*** RAW RECORDS ***

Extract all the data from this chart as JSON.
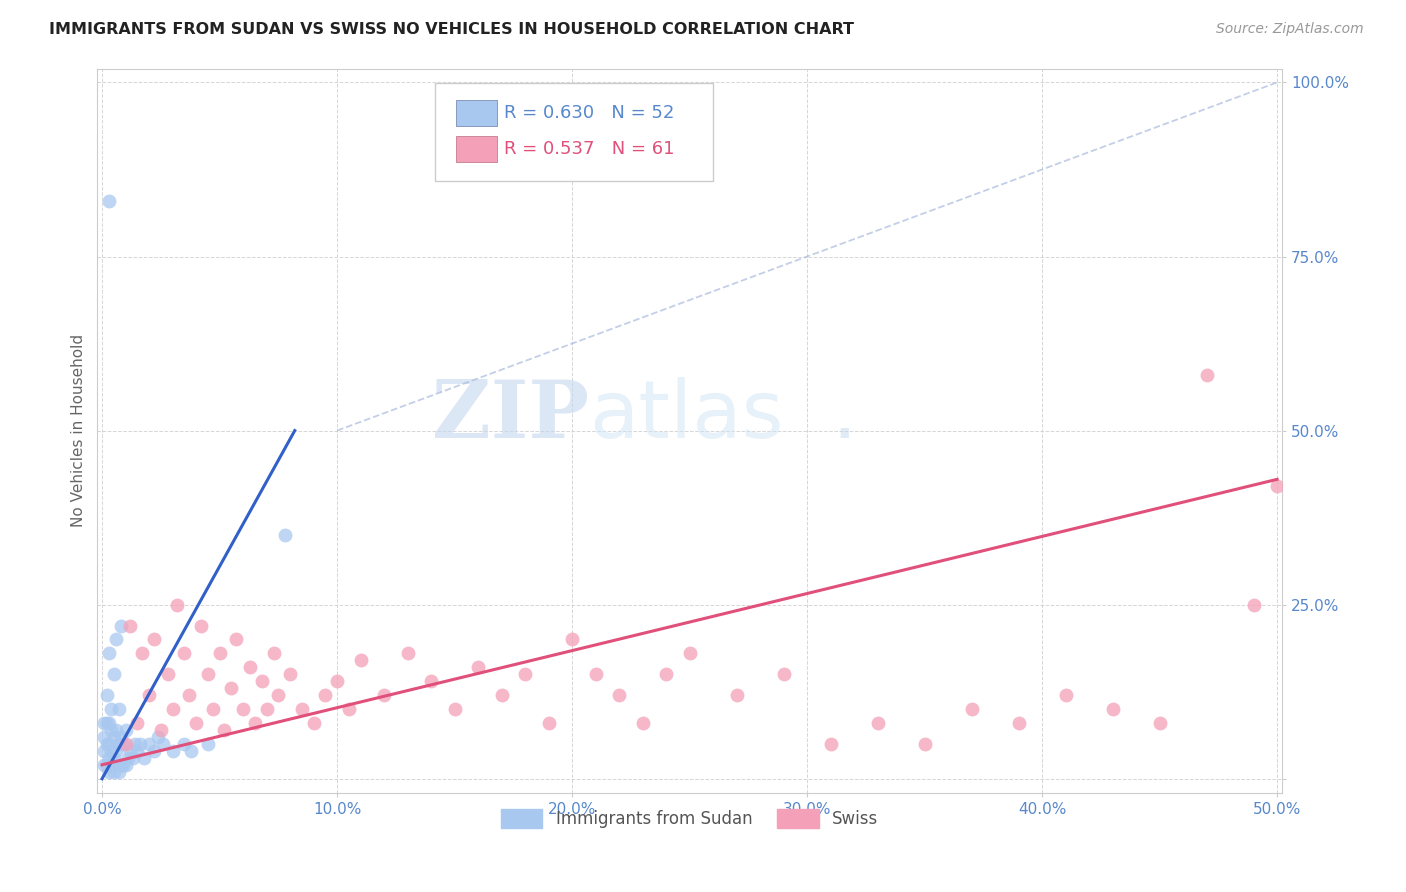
{
  "title": "IMMIGRANTS FROM SUDAN VS SWISS NO VEHICLES IN HOUSEHOLD CORRELATION CHART",
  "source": "Source: ZipAtlas.com",
  "ylabel": "No Vehicles in Household",
  "xlim": [
    -0.002,
    0.502
  ],
  "ylim": [
    -0.02,
    1.02
  ],
  "xticks": [
    0.0,
    0.1,
    0.2,
    0.3,
    0.4,
    0.5
  ],
  "xtick_labels": [
    "0.0%",
    "10.0%",
    "20.0%",
    "30.0%",
    "40.0%",
    "50.0%"
  ],
  "yticks": [
    0.0,
    0.25,
    0.5,
    0.75,
    1.0
  ],
  "ytick_labels": [
    "",
    "25.0%",
    "50.0%",
    "75.0%",
    "100.0%"
  ],
  "legend1_label": "Immigrants from Sudan",
  "legend2_label": "Swiss",
  "r1": "0.630",
  "n1": "52",
  "r2": "0.537",
  "n2": "61",
  "color1": "#a8c8f0",
  "color2": "#f4a0b8",
  "line1_color": "#3060c8",
  "line2_color": "#e0507a",
  "axis_tick_color": "#5888cc",
  "watermark_zip": "ZIP",
  "watermark_atlas": "atlas",
  "watermark_dot": ".",
  "background_color": "#ffffff",
  "sudan_x": [
    0.001,
    0.001,
    0.001,
    0.001,
    0.002,
    0.002,
    0.002,
    0.002,
    0.003,
    0.003,
    0.003,
    0.003,
    0.003,
    0.004,
    0.004,
    0.004,
    0.004,
    0.005,
    0.005,
    0.005,
    0.005,
    0.006,
    0.006,
    0.006,
    0.006,
    0.007,
    0.007,
    0.007,
    0.008,
    0.008,
    0.008,
    0.009,
    0.009,
    0.01,
    0.01,
    0.011,
    0.012,
    0.013,
    0.014,
    0.015,
    0.016,
    0.018,
    0.02,
    0.022,
    0.024,
    0.026,
    0.03,
    0.035,
    0.038,
    0.045,
    0.003,
    0.078
  ],
  "sudan_y": [
    0.02,
    0.04,
    0.06,
    0.08,
    0.02,
    0.05,
    0.08,
    0.12,
    0.01,
    0.03,
    0.05,
    0.08,
    0.18,
    0.02,
    0.04,
    0.07,
    0.1,
    0.01,
    0.03,
    0.06,
    0.15,
    0.02,
    0.04,
    0.07,
    0.2,
    0.01,
    0.05,
    0.1,
    0.02,
    0.06,
    0.22,
    0.02,
    0.05,
    0.02,
    0.07,
    0.03,
    0.04,
    0.03,
    0.05,
    0.04,
    0.05,
    0.03,
    0.05,
    0.04,
    0.06,
    0.05,
    0.04,
    0.05,
    0.04,
    0.05,
    0.83,
    0.35
  ],
  "swiss_x": [
    0.01,
    0.012,
    0.015,
    0.017,
    0.02,
    0.022,
    0.025,
    0.028,
    0.03,
    0.032,
    0.035,
    0.037,
    0.04,
    0.042,
    0.045,
    0.047,
    0.05,
    0.052,
    0.055,
    0.057,
    0.06,
    0.063,
    0.065,
    0.068,
    0.07,
    0.073,
    0.075,
    0.08,
    0.085,
    0.09,
    0.095,
    0.1,
    0.105,
    0.11,
    0.12,
    0.13,
    0.14,
    0.15,
    0.16,
    0.17,
    0.18,
    0.19,
    0.2,
    0.21,
    0.22,
    0.23,
    0.24,
    0.25,
    0.27,
    0.29,
    0.31,
    0.33,
    0.35,
    0.37,
    0.39,
    0.41,
    0.43,
    0.45,
    0.47,
    0.49,
    0.5
  ],
  "swiss_y": [
    0.05,
    0.22,
    0.08,
    0.18,
    0.12,
    0.2,
    0.07,
    0.15,
    0.1,
    0.25,
    0.18,
    0.12,
    0.08,
    0.22,
    0.15,
    0.1,
    0.18,
    0.07,
    0.13,
    0.2,
    0.1,
    0.16,
    0.08,
    0.14,
    0.1,
    0.18,
    0.12,
    0.15,
    0.1,
    0.08,
    0.12,
    0.14,
    0.1,
    0.17,
    0.12,
    0.18,
    0.14,
    0.1,
    0.16,
    0.12,
    0.15,
    0.08,
    0.2,
    0.15,
    0.12,
    0.08,
    0.15,
    0.18,
    0.12,
    0.15,
    0.05,
    0.08,
    0.05,
    0.1,
    0.08,
    0.12,
    0.1,
    0.08,
    0.58,
    0.25,
    0.42
  ],
  "blue_line_x": [
    0.0,
    0.082
  ],
  "blue_line_y": [
    0.0,
    0.5
  ],
  "pink_line_x": [
    0.0,
    0.5
  ],
  "pink_line_y": [
    0.02,
    0.43
  ],
  "dash_line_x": [
    0.1,
    0.5
  ],
  "dash_line_y": [
    0.5,
    1.0
  ]
}
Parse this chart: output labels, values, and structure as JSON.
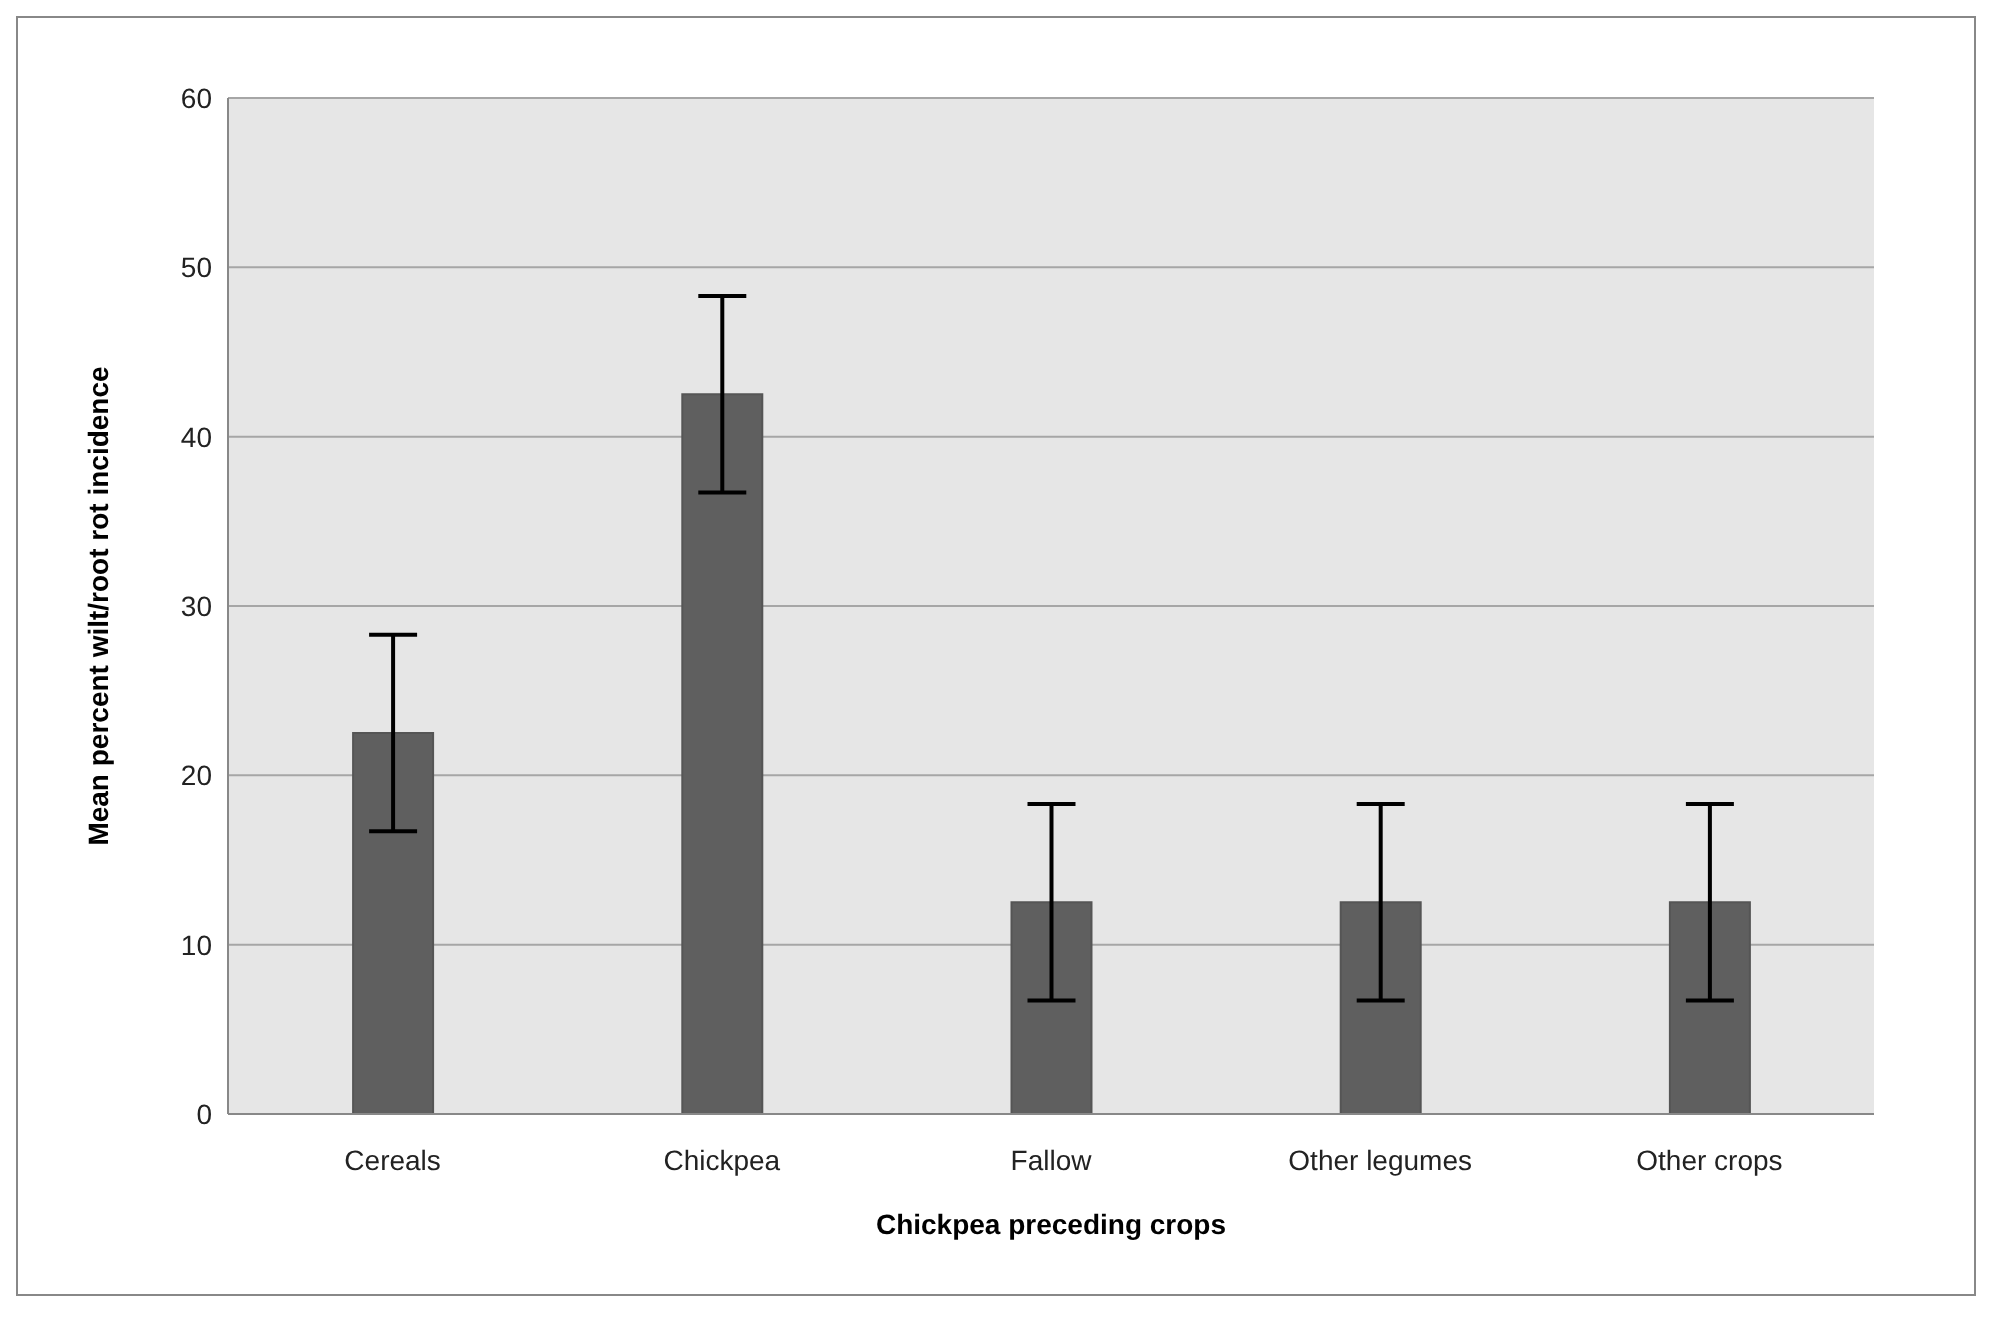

***

**WRITTEN EXERCISE:**
Every record above should be written out again without change, except that the pictures are left out.

**EXPECTED ANSWER:**
Extract all the data from this chart as JSON.
{
  "title": "IMMIGRANTS FROM SUDAN VS SWISS NO VEHICLES IN HOUSEHOLD CORRELATION CHART",
  "source": "Source: ZipAtlas.com",
  "ylabel": "No Vehicles in Household",
  "xlim": [
    -0.002,
    0.502
  ],
  "ylim": [
    -0.02,
    1.02
  ],
  "xticks": [
    0.0,
    0.1,
    0.2,
    0.3,
    0.4,
    0.5
  ],
  "xtick_labels": [
    "0.0%",
    "10.0%",
    "20.0%",
    "30.0%",
    "40.0%",
    "50.0%"
  ],
  "yticks": [
    0.0,
    0.25,
    0.5,
    0.75,
    1.0
  ],
  "ytick_labels": [
    "",
    "25.0%",
    "50.0%",
    "75.0%",
    "100.0%"
  ],
  "legend1_label": "Immigrants from Sudan",
  "legend2_label": "Swiss",
  "r1": "0.630",
  "n1": "52",
  "r2": "0.537",
  "n2": "61",
  "color1": "#a8c8f0",
  "color2": "#f4a0b8",
  "line1_color": "#3060c8",
  "line2_color": "#e0507a",
  "axis_tick_color": "#5888cc",
  "watermark_zip": "ZIP",
  "watermark_atlas": "atlas",
  "watermark_dot": ".",
  "background_color": "#ffffff",
  "sudan_x": [
    0.001,
    0.001,
    0.001,
    0.001,
    0.002,
    0.002,
    0.002,
    0.002,
    0.003,
    0.003,
    0.003,
    0.003,
    0.003,
    0.004,
    0.004,
    0.004,
    0.004,
    0.005,
    0.005,
    0.005,
    0.005,
    0.006,
    0.006,
    0.006,
    0.006,
    0.007,
    0.007,
    0.007,
    0.008,
    0.008,
    0.008,
    0.009,
    0.009,
    0.01,
    0.01,
    0.011,
    0.012,
    0.013,
    0.014,
    0.015,
    0.016,
    0.018,
    0.02,
    0.022,
    0.024,
    0.026,
    0.03,
    0.035,
    0.038,
    0.045,
    0.003,
    0.078
  ],
  "sudan_y": [
    0.02,
    0.04,
    0.06,
    0.08,
    0.02,
    0.05,
    0.08,
    0.12,
    0.01,
    0.03,
    0.05,
    0.08,
    0.18,
    0.02,
    0.04,
    0.07,
    0.1,
    0.01,
    0.03,
    0.06,
    0.15,
    0.02,
    0.04,
    0.07,
    0.2,
    0.01,
    0.05,
    0.1,
    0.02,
    0.06,
    0.22,
    0.02,
    0.05,
    0.02,
    0.07,
    0.03,
    0.04,
    0.03,
    0.05,
    0.04,
    0.05,
    0.03,
    0.05,
    0.04,
    0.06,
    0.05,
    0.04,
    0.05,
    0.04,
    0.05,
    0.83,
    0.35
  ],
  "swiss_x": [
    0.01,
    0.012,
    0.015,
    0.017,
    0.02,
    0.022,
    0.025,
    0.028,
    0.03,
    0.032,
    0.035,
    0.037,
    0.04,
    0.042,
    0.045,
    0.047,
    0.05,
    0.052,
    0.055,
    0.057,
    0.06,
    0.063,
    0.065,
    0.068,
    0.07,
    0.073,
    0.075,
    0.08,
    0.085,
    0.09,
    0.095,
    0.1,
    0.105,
    0.11,
    0.12,
    0.13,
    0.14,
    0.15,
    0.16,
    0.17,
    0.18,
    0.19,
    0.2,
    0.21,
    0.22,
    0.23,
    0.24,
    0.25,
    0.27,
    0.29,
    0.31,
    0.33,
    0.35,
    0.37,
    0.39,
    0.41,
    0.43,
    0.45,
    0.47,
    0.49,
    0.5
  ],
  "swiss_y": [
    0.05,
    0.22,
    0.08,
    0.18,
    0.12,
    0.2,
    0.07,
    0.15,
    0.1,
    0.25,
    0.18,
    0.12,
    0.08,
    0.22,
    0.15,
    0.1,
    0.18,
    0.07,
    0.13,
    0.2,
    0.1,
    0.16,
    0.08,
    0.14,
    0.1,
    0.18,
    0.12,
    0.15,
    0.1,
    0.08,
    0.12,
    0.14,
    0.1,
    0.17,
    0.12,
    0.18,
    0.14,
    0.1,
    0.16,
    0.12,
    0.15,
    0.08,
    0.2,
    0.15,
    0.12,
    0.08,
    0.15,
    0.18,
    0.12,
    0.15,
    0.05,
    0.08,
    0.05,
    0.1,
    0.08,
    0.12,
    0.1,
    0.08,
    0.58,
    0.25,
    0.42
  ],
  "blue_line_x": [
    0.0,
    0.082
  ],
  "blue_line_y": [
    0.0,
    0.5
  ],
  "pink_line_x": [
    0.0,
    0.5
  ],
  "pink_line_y": [
    0.02,
    0.43
  ],
  "dash_line_x": [
    0.1,
    0.5
  ],
  "dash_line_y": [
    0.5,
    1.0
  ]
}
Parse this chart: output labels, values, and structure as JSON.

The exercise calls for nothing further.